DIRECTION: From the listing below, pull each line that includes "JSON".

+++

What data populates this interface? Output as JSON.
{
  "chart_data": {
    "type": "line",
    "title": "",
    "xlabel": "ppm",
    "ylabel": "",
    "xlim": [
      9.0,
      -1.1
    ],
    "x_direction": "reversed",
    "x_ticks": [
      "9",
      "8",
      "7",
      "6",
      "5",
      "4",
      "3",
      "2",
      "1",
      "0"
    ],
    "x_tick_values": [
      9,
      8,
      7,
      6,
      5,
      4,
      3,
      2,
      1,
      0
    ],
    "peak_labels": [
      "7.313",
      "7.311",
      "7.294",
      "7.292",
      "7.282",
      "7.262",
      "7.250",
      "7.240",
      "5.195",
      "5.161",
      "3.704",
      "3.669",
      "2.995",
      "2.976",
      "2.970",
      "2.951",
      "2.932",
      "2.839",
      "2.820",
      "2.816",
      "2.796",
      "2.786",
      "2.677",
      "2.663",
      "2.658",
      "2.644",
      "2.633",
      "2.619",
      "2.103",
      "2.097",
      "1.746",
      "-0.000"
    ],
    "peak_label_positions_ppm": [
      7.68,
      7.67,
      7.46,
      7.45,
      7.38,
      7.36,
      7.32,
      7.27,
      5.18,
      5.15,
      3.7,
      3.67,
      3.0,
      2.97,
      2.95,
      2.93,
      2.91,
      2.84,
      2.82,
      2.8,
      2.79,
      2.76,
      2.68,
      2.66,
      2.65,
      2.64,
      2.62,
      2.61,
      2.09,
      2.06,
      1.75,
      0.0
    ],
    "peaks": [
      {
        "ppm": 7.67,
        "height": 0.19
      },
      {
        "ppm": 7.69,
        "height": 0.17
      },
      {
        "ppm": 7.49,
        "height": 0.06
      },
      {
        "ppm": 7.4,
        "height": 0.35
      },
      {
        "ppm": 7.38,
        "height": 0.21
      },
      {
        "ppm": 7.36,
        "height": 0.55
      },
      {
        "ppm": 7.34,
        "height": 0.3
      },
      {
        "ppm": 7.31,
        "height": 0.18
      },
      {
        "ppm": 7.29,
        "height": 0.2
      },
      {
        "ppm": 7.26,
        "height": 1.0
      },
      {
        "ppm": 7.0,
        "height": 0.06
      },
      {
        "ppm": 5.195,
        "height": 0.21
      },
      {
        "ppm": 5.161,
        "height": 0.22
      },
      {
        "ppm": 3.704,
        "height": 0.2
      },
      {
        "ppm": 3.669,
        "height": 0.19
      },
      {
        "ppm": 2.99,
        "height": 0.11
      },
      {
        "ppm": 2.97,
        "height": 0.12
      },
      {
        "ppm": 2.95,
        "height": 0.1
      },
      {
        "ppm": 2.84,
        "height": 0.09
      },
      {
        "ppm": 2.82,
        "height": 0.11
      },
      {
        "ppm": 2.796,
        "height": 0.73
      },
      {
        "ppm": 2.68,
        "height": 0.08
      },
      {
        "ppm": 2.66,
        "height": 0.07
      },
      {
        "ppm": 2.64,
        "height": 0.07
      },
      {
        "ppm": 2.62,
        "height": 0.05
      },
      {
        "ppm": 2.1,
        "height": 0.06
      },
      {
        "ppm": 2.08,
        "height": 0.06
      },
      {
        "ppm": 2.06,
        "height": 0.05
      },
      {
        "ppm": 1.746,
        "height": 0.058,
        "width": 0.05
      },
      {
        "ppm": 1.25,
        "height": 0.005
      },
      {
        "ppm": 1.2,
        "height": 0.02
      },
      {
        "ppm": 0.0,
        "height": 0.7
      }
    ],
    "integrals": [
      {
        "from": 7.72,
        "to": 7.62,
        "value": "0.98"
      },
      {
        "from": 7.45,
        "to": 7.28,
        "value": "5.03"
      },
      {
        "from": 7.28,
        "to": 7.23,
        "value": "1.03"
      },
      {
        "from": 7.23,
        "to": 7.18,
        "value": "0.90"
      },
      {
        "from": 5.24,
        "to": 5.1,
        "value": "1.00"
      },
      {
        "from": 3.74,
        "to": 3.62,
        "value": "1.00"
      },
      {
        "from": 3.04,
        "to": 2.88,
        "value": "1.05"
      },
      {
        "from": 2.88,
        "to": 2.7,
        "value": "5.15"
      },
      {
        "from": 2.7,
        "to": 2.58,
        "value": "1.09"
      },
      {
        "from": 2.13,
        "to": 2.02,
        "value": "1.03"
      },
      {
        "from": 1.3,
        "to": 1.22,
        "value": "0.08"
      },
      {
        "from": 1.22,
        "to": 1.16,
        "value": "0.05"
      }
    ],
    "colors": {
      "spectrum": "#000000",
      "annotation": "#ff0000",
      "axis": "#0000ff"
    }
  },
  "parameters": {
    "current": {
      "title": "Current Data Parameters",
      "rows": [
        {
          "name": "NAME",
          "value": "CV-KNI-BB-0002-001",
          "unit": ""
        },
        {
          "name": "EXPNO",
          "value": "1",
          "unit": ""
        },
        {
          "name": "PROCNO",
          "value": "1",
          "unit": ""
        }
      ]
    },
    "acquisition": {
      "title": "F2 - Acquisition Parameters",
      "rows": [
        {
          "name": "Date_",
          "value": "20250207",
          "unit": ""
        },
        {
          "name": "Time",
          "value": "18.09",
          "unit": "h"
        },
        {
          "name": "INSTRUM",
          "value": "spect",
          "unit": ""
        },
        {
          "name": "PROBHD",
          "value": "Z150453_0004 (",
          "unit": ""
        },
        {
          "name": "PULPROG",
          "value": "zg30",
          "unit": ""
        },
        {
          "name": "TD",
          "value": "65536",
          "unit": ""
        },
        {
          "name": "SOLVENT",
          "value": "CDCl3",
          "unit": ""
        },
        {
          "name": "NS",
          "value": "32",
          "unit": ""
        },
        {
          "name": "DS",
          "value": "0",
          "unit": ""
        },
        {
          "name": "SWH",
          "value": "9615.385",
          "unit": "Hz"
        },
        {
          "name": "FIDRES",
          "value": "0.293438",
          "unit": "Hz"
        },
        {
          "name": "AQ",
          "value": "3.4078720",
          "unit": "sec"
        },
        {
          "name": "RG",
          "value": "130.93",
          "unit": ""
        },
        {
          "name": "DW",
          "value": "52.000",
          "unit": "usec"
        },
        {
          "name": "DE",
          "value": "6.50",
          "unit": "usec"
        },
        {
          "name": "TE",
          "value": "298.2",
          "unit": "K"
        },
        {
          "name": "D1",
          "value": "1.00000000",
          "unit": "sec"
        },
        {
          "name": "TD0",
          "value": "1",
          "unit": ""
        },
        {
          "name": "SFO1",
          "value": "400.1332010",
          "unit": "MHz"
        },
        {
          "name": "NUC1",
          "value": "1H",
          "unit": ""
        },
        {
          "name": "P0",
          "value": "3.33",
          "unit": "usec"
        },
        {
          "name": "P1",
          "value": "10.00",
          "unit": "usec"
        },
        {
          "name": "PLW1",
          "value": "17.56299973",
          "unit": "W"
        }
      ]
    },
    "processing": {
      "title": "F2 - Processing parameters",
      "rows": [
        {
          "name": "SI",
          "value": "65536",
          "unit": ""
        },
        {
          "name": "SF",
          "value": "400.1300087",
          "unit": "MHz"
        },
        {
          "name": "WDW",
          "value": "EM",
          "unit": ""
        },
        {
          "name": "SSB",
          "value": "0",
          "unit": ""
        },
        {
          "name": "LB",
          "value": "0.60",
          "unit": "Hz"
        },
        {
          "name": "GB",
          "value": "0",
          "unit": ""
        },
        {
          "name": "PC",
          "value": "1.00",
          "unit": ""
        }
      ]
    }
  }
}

+++

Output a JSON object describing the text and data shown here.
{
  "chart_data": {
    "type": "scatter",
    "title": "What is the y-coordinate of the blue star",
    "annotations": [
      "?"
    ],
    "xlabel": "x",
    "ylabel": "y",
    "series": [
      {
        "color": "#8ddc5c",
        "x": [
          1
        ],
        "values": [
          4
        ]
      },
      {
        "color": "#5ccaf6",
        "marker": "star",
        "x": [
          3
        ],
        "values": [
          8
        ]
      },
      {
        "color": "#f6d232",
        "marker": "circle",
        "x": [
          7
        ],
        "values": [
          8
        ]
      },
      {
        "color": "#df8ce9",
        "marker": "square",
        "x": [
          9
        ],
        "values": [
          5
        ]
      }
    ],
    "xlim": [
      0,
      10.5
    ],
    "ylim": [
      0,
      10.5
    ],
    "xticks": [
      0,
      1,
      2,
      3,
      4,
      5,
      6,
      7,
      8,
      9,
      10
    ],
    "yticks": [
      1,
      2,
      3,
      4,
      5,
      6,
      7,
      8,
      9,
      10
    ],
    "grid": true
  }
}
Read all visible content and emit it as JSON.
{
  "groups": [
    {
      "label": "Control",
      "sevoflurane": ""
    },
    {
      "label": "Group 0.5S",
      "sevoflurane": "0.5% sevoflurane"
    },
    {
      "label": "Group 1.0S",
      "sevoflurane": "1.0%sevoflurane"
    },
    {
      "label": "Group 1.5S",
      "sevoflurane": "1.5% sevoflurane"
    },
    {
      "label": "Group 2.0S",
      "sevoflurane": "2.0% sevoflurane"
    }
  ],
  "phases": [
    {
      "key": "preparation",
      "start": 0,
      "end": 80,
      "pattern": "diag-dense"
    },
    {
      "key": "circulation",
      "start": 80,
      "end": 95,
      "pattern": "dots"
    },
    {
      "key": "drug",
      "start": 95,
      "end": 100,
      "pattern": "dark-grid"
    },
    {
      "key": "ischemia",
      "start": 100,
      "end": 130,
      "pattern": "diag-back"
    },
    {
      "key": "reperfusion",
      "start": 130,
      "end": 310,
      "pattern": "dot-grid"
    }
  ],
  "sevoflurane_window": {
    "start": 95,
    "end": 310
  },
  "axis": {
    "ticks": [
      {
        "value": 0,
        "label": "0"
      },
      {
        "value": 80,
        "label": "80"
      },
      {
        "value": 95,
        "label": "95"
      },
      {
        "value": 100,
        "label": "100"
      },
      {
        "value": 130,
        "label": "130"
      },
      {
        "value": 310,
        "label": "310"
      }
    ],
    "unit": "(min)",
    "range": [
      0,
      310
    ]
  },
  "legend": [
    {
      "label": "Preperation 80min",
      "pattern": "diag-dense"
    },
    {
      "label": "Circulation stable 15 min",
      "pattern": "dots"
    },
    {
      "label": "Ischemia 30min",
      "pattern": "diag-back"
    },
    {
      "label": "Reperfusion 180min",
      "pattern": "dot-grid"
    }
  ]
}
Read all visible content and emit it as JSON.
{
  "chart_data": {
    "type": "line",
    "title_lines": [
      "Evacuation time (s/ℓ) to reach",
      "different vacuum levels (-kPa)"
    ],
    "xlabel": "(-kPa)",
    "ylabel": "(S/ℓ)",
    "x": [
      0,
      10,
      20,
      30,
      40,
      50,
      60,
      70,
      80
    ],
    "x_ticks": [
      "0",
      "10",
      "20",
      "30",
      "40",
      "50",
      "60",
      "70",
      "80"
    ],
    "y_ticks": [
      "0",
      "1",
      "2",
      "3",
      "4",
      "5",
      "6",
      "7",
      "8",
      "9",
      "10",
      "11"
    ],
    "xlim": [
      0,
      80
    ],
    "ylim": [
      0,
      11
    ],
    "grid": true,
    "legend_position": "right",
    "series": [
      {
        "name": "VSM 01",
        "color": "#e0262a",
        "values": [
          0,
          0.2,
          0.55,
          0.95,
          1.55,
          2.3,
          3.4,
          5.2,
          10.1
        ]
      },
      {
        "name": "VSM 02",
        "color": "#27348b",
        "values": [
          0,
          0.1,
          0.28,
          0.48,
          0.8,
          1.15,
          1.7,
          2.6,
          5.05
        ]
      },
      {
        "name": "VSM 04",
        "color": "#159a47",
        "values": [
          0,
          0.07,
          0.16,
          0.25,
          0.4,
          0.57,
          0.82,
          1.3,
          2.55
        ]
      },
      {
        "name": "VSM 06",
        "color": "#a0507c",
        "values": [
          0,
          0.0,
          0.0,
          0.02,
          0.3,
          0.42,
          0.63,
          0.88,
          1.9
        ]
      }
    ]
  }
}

+++

ANSWER FOR THE TASK:
What data populates this interface? Output as JSON.
Output a JSON object describing the text and data shown here.
Read all visible content and emit it as JSON.
Read all visible content and emit it as JSON.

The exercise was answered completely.